Output every entry exactly as written, skipping any pictures.
─── Material provided ───
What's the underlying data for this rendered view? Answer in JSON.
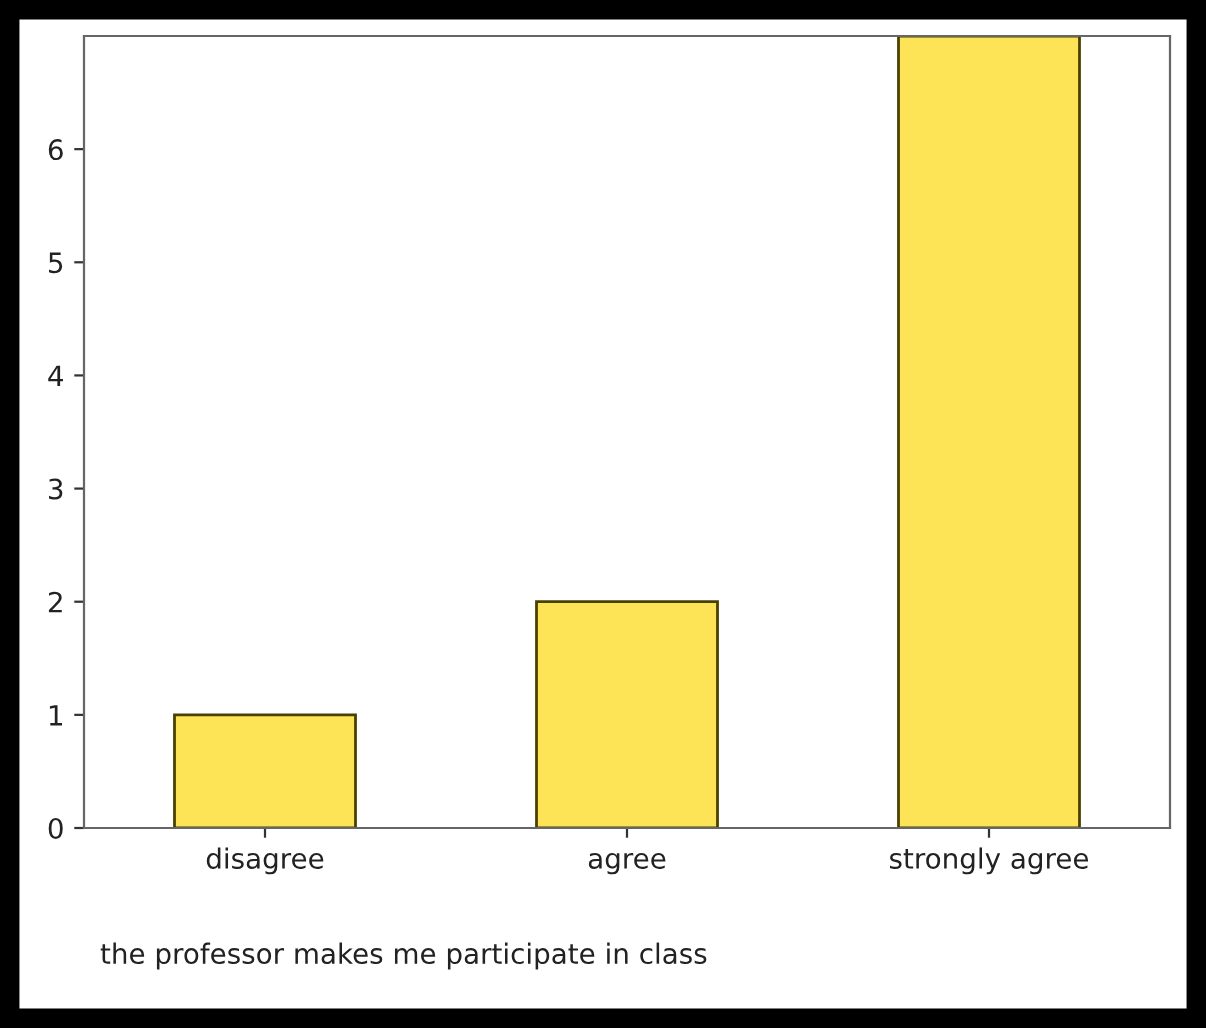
{
  "chart_data": {
    "type": "bar",
    "xlabel": "the professor makes me participate in class",
    "categories": [
      "disagree",
      "agree",
      "strongly agree"
    ],
    "values": [
      1,
      2,
      7
    ],
    "color": "#fde456",
    "ylim": [
      0,
      7
    ],
    "yticks": [
      0,
      1,
      2,
      3,
      4,
      5,
      6
    ],
    "grid": false,
    "legend": false
  }
}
───
Worked answer:
What's the underlying data for this rendered view? Answer in JSON.
{
  "chart_data": {
    "type": "bar",
    "xlabel": "the professor makes me participate in class",
    "categories": [
      "disagree",
      "agree",
      "strongly agree"
    ],
    "values": [
      1,
      2,
      7
    ],
    "color": "#fde456",
    "ylim": [
      0,
      7
    ],
    "yticks": [
      0,
      1,
      2,
      3,
      4,
      5,
      6
    ],
    "grid": false,
    "legend": false
  }
}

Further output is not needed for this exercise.